Your reply should be one number: the count of lines holding the word "heading".

>> BEGIN

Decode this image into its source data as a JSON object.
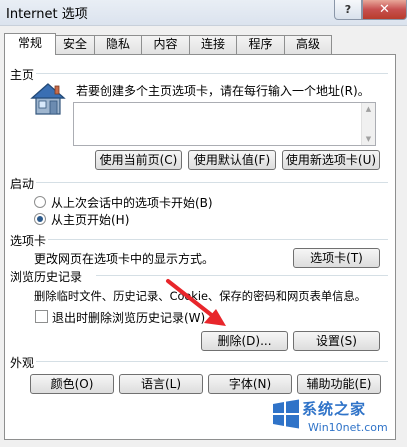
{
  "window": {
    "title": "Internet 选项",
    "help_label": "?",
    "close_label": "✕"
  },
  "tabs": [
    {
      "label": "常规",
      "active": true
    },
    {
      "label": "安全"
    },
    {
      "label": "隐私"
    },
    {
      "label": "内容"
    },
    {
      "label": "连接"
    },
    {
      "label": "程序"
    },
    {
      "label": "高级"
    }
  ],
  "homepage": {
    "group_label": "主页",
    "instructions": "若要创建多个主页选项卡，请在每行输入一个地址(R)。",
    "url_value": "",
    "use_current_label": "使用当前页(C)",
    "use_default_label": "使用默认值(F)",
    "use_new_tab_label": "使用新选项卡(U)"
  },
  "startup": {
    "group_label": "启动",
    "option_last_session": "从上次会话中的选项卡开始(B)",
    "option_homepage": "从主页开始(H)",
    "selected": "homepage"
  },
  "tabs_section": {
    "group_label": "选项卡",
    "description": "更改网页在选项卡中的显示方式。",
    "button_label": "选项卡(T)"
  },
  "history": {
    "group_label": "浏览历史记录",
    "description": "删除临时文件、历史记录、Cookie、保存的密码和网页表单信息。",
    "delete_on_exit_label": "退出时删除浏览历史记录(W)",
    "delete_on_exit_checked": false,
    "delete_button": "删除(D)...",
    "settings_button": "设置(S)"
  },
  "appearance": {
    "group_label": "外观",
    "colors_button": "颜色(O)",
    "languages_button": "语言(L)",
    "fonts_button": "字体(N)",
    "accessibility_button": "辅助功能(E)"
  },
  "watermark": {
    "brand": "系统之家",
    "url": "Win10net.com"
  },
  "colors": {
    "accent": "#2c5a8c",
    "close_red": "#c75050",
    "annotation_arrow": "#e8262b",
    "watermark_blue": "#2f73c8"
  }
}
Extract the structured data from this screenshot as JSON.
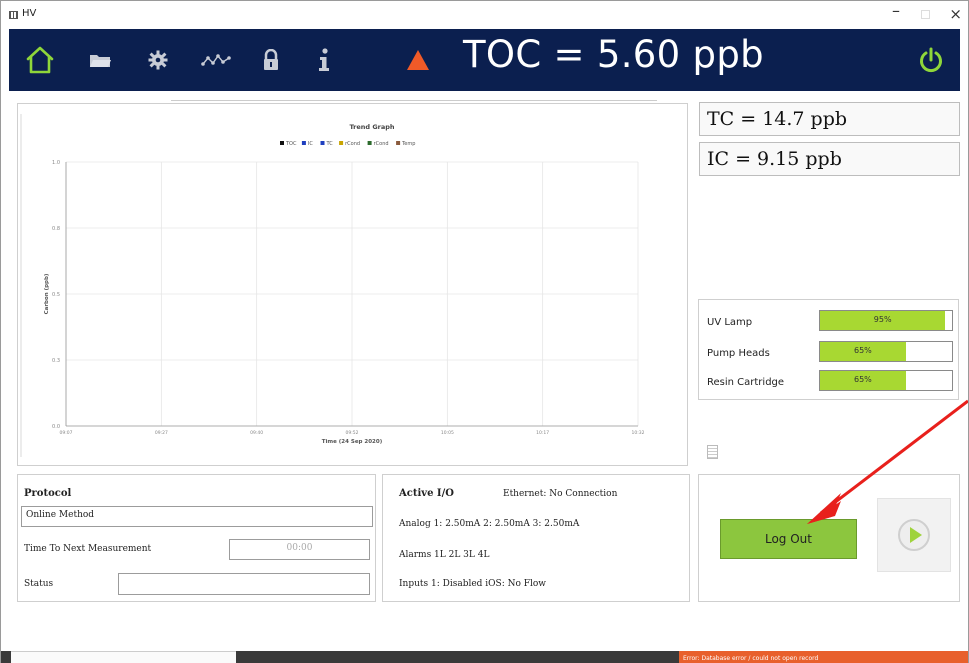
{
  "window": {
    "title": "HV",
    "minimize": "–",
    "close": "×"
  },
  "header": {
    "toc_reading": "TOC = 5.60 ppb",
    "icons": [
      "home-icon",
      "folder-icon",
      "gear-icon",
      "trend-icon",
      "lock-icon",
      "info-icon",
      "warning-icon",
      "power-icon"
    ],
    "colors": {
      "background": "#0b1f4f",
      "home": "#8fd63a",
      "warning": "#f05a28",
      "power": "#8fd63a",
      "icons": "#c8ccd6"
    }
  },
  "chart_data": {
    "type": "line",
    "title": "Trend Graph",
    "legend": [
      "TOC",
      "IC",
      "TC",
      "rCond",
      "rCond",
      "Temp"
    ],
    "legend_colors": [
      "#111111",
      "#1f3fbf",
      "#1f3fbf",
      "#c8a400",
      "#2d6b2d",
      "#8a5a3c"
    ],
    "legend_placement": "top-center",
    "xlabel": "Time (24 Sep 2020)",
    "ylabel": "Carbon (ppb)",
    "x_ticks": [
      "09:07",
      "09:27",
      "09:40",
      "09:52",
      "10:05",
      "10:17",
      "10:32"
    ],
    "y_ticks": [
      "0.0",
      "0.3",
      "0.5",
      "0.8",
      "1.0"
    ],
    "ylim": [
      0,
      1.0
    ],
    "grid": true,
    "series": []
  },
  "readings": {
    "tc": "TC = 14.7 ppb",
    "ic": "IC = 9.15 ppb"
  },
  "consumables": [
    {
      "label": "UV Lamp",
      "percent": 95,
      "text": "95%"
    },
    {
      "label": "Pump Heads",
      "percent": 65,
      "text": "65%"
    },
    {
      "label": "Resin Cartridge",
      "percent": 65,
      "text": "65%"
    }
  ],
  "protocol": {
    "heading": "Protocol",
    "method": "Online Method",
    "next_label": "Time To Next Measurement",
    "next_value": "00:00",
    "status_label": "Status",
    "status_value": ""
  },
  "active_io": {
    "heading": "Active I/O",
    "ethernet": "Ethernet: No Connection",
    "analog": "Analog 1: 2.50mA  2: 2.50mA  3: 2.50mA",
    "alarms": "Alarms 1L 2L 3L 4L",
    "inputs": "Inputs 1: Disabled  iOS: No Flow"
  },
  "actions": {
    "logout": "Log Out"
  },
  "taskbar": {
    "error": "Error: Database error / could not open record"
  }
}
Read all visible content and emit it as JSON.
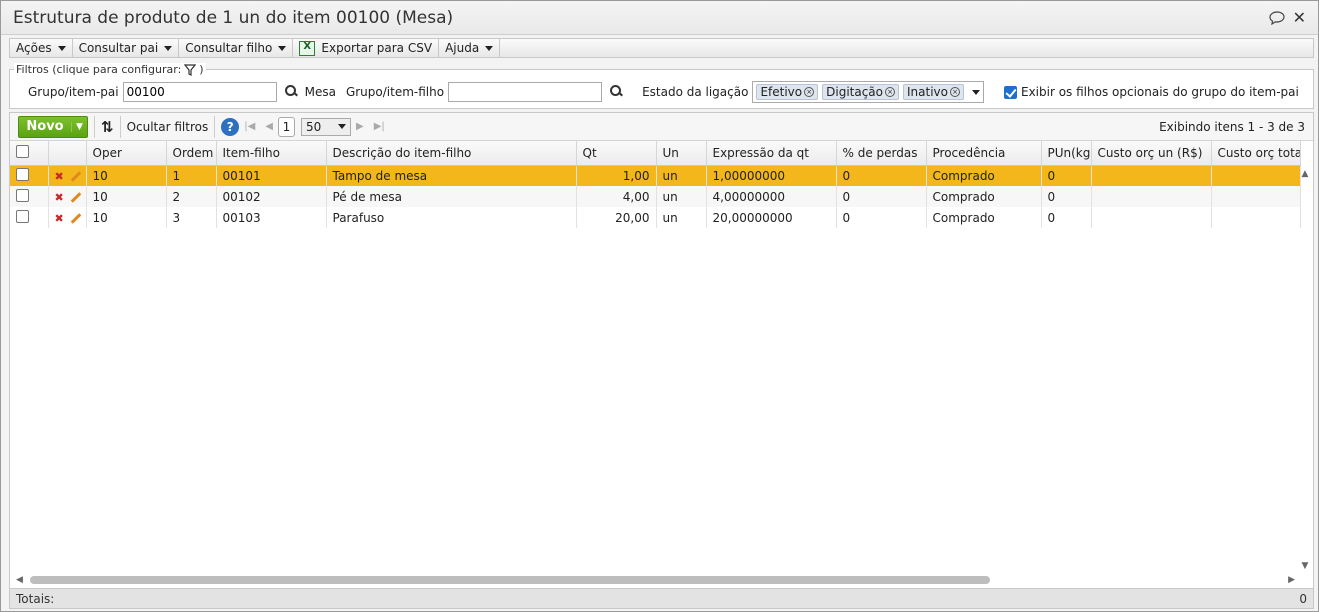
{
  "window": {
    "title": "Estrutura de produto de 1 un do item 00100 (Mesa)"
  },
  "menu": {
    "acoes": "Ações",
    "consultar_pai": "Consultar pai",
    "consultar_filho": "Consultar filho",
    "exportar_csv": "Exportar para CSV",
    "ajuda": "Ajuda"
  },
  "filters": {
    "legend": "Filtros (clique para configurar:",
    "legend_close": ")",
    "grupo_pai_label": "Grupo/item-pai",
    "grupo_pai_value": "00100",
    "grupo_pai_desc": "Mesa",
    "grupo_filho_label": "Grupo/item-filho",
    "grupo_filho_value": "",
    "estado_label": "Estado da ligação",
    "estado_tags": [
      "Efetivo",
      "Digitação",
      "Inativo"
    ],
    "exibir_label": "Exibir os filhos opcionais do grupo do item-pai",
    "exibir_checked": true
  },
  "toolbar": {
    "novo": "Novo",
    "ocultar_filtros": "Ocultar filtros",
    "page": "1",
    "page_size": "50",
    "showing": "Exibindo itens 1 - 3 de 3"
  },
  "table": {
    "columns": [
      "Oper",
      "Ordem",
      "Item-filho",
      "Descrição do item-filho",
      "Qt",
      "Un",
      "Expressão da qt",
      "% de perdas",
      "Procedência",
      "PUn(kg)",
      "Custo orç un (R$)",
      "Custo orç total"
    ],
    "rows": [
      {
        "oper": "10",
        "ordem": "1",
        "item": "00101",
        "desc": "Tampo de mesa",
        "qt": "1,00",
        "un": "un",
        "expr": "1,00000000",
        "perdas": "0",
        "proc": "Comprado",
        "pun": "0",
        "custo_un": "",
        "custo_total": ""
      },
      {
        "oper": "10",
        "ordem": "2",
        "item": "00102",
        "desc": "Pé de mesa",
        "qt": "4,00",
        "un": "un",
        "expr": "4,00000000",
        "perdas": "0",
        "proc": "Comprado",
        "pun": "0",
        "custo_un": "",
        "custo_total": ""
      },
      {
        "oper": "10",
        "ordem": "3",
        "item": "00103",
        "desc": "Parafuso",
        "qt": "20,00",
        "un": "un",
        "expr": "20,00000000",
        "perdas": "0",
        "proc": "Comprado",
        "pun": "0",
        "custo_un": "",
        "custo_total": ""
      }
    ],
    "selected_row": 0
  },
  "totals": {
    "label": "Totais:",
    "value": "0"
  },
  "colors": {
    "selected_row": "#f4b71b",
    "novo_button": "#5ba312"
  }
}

>> END
>> BEGIN

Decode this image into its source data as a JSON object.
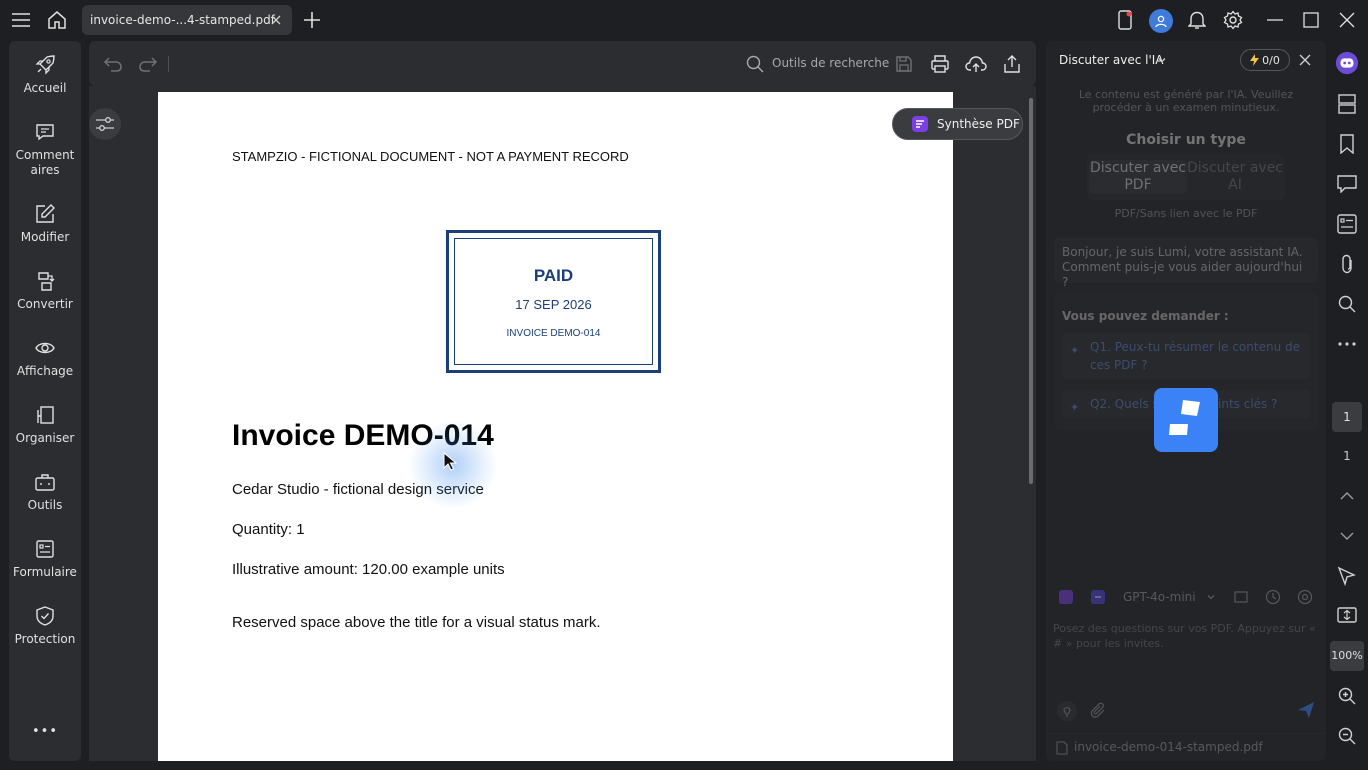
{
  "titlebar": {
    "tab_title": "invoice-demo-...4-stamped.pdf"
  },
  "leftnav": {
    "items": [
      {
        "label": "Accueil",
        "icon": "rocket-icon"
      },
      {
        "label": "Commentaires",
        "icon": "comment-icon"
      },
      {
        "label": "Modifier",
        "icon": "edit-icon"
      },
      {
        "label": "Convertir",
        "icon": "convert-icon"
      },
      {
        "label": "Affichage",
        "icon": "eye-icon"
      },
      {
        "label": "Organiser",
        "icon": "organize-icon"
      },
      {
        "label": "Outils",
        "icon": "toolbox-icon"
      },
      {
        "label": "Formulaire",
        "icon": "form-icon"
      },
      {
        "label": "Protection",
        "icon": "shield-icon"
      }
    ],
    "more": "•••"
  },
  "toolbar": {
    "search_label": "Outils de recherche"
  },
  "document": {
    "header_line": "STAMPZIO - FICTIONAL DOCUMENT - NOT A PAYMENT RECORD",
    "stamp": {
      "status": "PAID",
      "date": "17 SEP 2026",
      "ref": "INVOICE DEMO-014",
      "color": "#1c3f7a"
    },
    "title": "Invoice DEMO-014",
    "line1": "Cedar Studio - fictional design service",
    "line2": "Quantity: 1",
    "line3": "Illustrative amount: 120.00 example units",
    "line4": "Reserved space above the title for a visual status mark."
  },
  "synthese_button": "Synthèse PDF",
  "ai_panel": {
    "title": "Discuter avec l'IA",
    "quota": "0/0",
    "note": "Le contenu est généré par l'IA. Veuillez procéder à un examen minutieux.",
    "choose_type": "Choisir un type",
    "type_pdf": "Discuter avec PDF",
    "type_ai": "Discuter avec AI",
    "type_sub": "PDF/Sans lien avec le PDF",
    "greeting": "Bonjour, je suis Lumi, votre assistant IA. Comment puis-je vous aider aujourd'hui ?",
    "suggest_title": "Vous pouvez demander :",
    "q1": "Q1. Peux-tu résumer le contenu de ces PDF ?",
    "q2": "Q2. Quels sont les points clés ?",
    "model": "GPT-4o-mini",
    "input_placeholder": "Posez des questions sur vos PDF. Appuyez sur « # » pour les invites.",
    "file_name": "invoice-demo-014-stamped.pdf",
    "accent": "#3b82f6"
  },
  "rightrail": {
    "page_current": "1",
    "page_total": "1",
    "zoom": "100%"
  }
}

>> END

Answer in full – 2